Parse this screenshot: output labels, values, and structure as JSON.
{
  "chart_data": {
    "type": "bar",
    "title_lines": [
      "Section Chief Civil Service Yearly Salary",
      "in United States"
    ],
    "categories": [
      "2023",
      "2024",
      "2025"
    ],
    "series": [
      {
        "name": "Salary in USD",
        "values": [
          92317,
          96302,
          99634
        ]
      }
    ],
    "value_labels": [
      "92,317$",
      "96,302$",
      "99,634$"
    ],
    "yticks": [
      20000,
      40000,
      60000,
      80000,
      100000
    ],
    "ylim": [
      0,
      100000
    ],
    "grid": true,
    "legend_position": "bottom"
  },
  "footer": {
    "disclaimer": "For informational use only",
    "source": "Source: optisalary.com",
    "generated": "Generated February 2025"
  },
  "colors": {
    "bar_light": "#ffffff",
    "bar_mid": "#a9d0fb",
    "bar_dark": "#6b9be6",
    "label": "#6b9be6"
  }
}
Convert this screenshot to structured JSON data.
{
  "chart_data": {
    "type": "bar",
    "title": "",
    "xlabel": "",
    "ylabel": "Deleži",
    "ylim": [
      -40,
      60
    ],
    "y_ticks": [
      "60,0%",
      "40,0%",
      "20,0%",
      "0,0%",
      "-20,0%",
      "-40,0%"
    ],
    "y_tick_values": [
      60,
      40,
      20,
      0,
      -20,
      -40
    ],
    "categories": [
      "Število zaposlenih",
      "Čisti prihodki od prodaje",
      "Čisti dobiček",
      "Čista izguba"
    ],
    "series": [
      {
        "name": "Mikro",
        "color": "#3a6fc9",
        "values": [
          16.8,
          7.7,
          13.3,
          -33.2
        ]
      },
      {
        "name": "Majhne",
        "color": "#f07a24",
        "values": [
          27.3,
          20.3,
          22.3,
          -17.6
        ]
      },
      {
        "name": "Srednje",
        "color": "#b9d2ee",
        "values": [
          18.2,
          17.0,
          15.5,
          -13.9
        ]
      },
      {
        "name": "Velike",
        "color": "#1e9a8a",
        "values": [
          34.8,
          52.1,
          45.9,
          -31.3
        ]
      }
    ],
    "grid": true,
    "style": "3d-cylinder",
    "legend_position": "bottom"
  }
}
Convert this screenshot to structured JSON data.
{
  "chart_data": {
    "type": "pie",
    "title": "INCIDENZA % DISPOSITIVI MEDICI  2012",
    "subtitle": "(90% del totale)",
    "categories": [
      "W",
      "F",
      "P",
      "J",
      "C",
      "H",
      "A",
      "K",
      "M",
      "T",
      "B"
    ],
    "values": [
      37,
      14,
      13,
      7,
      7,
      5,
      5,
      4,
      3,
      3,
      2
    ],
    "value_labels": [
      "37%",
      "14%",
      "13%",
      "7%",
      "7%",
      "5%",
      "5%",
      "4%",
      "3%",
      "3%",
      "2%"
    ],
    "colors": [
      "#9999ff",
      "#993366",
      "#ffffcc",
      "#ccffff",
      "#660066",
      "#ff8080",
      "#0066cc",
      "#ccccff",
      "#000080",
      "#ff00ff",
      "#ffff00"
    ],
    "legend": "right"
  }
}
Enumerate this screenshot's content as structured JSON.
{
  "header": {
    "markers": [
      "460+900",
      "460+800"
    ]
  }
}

##############################

> [WHAT YOU NEED TO DO]:
Transcribe every entry exactly, omitting nothing.

> [COMPLETED EXERCISE]:
Parse this screenshot: output labels, values, and structure as JSON.
{
  "chart_data": {
    "type": "bar",
    "title_lines": [
      "Section Chief Civil Service Yearly Salary",
      "in United States"
    ],
    "categories": [
      "2023",
      "2024",
      "2025"
    ],
    "series": [
      {
        "name": "Salary in USD",
        "values": [
          92317,
          96302,
          99634
        ]
      }
    ],
    "value_labels": [
      "92,317$",
      "96,302$",
      "99,634$"
    ],
    "yticks": [
      20000,
      40000,
      60000,
      80000,
      100000
    ],
    "ylim": [
      0,
      100000
    ],
    "grid": true,
    "legend_position": "bottom"
  },
  "footer": {
    "disclaimer": "For informational use only",
    "source": "Source: optisalary.com",
    "generated": "Generated February 2025"
  },
  "colors": {
    "bar_light": "#ffffff",
    "bar_mid": "#a9d0fb",
    "bar_dark": "#6b9be6",
    "label": "#6b9be6"
  }
}
Convert this screenshot to structured JSON data.
{
  "chart_data": {
    "type": "bar",
    "title": "",
    "xlabel": "",
    "ylabel": "Deleži",
    "ylim": [
      -40,
      60
    ],
    "y_ticks": [
      "60,0%",
      "40,0%",
      "20,0%",
      "0,0%",
      "-20,0%",
      "-40,0%"
    ],
    "y_tick_values": [
      60,
      40,
      20,
      0,
      -20,
      -40
    ],
    "categories": [
      "Število zaposlenih",
      "Čisti prihodki od prodaje",
      "Čisti dobiček",
      "Čista izguba"
    ],
    "series": [
      {
        "name": "Mikro",
        "color": "#3a6fc9",
        "values": [
          16.8,
          7.7,
          13.3,
          -33.2
        ]
      },
      {
        "name": "Majhne",
        "color": "#f07a24",
        "values": [
          27.3,
          20.3,
          22.3,
          -17.6
        ]
      },
      {
        "name": "Srednje",
        "color": "#b9d2ee",
        "values": [
          18.2,
          17.0,
          15.5,
          -13.9
        ]
      },
      {
        "name": "Velike",
        "color": "#1e9a8a",
        "values": [
          34.8,
          52.1,
          45.9,
          -31.3
        ]
      }
    ],
    "grid": true,
    "style": "3d-cylinder",
    "legend_position": "bottom"
  }
}
Convert this screenshot to structured JSON data.
{
  "chart_data": {
    "type": "pie",
    "title": "INCIDENZA % DISPOSITIVI MEDICI  2012",
    "subtitle": "(90% del totale)",
    "categories": [
      "W",
      "F",
      "P",
      "J",
      "C",
      "H",
      "A",
      "K",
      "M",
      "T",
      "B"
    ],
    "values": [
      37,
      14,
      13,
      7,
      7,
      5,
      5,
      4,
      3,
      3,
      2
    ],
    "value_labels": [
      "37%",
      "14%",
      "13%",
      "7%",
      "7%",
      "5%",
      "5%",
      "4%",
      "3%",
      "3%",
      "2%"
    ],
    "colors": [
      "#9999ff",
      "#993366",
      "#ffffcc",
      "#ccffff",
      "#660066",
      "#ff8080",
      "#0066cc",
      "#ccccff",
      "#000080",
      "#ff00ff",
      "#ffff00"
    ],
    "legend": "right"
  }
}
Enumerate this screenshot's content as structured JSON.
{
  "header": {
    "markers": [
      "460+900",
      "460+800"
    ]
  }
}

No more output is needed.